TASK PROMPT:
For every line in the records that has the word "title", make a copy.

A block of data

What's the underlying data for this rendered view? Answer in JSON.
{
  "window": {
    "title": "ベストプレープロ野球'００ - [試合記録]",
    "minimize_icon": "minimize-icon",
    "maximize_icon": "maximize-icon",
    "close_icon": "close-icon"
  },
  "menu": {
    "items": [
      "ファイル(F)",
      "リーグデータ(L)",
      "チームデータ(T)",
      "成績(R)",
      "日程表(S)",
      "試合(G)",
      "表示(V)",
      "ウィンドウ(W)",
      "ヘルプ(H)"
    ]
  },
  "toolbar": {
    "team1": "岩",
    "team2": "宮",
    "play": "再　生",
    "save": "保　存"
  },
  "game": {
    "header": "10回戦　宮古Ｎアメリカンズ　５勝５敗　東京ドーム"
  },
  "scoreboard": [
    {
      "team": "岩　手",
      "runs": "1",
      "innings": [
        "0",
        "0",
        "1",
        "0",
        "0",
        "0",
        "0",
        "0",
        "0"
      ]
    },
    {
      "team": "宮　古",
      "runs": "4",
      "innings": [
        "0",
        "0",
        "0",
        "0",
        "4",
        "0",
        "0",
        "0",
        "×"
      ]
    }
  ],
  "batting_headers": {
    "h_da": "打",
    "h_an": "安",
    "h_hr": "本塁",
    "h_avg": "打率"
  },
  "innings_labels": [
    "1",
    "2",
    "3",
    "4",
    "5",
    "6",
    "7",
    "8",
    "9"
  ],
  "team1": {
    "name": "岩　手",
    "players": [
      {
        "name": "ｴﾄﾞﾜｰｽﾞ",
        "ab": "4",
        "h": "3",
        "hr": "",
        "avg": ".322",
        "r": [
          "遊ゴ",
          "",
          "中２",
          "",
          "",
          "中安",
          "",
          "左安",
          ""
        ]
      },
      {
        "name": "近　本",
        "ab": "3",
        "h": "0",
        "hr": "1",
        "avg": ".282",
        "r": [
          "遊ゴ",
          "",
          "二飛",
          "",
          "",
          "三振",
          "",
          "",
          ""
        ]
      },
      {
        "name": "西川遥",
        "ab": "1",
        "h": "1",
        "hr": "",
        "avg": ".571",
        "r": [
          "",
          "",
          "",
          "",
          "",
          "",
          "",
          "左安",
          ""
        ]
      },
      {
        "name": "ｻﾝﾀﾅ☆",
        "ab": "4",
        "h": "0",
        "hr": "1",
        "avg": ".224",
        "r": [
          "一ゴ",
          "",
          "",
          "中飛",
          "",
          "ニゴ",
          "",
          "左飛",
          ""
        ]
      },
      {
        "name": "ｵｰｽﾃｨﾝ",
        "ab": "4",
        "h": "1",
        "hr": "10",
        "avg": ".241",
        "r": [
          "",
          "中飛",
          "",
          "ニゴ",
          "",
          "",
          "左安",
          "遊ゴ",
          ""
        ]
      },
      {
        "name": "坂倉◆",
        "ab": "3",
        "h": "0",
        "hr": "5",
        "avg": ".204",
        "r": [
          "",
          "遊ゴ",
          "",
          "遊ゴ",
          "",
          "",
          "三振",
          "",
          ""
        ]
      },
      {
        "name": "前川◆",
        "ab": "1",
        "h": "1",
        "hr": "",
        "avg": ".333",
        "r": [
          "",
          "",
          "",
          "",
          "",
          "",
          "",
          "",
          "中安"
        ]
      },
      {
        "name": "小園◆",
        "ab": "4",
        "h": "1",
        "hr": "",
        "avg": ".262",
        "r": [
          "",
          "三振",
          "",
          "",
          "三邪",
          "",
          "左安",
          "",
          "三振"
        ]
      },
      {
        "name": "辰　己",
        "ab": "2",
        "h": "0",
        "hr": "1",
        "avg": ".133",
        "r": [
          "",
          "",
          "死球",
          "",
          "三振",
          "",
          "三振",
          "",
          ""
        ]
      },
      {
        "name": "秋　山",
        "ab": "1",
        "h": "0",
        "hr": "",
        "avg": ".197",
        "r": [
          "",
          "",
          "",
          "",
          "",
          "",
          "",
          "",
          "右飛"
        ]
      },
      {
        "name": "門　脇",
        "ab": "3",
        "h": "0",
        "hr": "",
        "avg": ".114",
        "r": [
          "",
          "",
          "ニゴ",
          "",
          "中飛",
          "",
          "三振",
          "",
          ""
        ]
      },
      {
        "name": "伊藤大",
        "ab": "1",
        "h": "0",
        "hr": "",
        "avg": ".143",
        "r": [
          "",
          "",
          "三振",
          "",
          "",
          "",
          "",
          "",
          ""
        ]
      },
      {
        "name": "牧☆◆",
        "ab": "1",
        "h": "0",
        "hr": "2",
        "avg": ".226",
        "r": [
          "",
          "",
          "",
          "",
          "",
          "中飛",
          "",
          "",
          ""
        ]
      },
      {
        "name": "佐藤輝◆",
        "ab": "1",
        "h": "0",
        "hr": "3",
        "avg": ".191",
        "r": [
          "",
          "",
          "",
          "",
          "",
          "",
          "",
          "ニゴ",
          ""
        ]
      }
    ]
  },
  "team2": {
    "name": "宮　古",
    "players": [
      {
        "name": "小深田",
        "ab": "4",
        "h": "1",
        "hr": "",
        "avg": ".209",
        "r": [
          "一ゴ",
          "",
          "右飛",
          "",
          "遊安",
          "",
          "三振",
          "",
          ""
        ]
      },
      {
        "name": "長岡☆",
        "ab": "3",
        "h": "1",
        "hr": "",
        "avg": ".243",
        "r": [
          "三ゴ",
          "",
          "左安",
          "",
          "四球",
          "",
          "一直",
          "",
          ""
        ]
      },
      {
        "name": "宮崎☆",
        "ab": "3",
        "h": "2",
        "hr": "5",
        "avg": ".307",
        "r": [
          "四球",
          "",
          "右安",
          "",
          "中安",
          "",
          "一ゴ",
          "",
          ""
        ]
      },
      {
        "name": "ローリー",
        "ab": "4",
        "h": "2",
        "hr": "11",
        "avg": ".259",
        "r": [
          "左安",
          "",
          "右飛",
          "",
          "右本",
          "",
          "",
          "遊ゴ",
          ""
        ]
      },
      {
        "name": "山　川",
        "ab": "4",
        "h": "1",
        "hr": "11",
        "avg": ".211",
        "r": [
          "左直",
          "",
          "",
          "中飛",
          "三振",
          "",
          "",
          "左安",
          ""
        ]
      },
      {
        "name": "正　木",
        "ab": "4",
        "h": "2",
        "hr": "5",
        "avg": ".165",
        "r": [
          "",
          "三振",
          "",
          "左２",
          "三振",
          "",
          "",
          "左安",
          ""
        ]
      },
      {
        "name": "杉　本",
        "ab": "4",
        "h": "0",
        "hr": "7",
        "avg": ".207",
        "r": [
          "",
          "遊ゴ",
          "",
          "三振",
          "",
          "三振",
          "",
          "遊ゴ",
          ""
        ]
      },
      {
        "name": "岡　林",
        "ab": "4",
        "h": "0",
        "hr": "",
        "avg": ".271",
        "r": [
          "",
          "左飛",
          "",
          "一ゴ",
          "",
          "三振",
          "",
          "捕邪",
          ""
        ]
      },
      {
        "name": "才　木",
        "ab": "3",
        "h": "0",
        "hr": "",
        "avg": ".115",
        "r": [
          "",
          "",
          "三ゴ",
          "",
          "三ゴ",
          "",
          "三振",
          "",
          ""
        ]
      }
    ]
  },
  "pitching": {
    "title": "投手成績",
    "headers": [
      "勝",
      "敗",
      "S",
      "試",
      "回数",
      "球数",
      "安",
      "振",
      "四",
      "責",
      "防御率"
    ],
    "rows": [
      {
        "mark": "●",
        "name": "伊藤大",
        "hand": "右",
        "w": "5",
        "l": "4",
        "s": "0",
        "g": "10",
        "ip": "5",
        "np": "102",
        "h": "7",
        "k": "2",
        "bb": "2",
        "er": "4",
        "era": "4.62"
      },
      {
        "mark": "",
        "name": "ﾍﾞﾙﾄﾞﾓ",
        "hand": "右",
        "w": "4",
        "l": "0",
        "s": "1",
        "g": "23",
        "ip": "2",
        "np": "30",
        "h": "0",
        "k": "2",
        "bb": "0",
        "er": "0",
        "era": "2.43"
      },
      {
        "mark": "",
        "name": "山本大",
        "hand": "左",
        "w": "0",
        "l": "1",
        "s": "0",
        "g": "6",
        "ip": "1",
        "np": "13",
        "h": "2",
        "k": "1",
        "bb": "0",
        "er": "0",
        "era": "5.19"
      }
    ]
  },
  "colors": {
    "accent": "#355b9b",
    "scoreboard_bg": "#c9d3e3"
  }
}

RESULT OF THIS EXERCISE:
    "title": "ベストプレープロ野球'００ - [試合記録]",
    "title": "投手成績",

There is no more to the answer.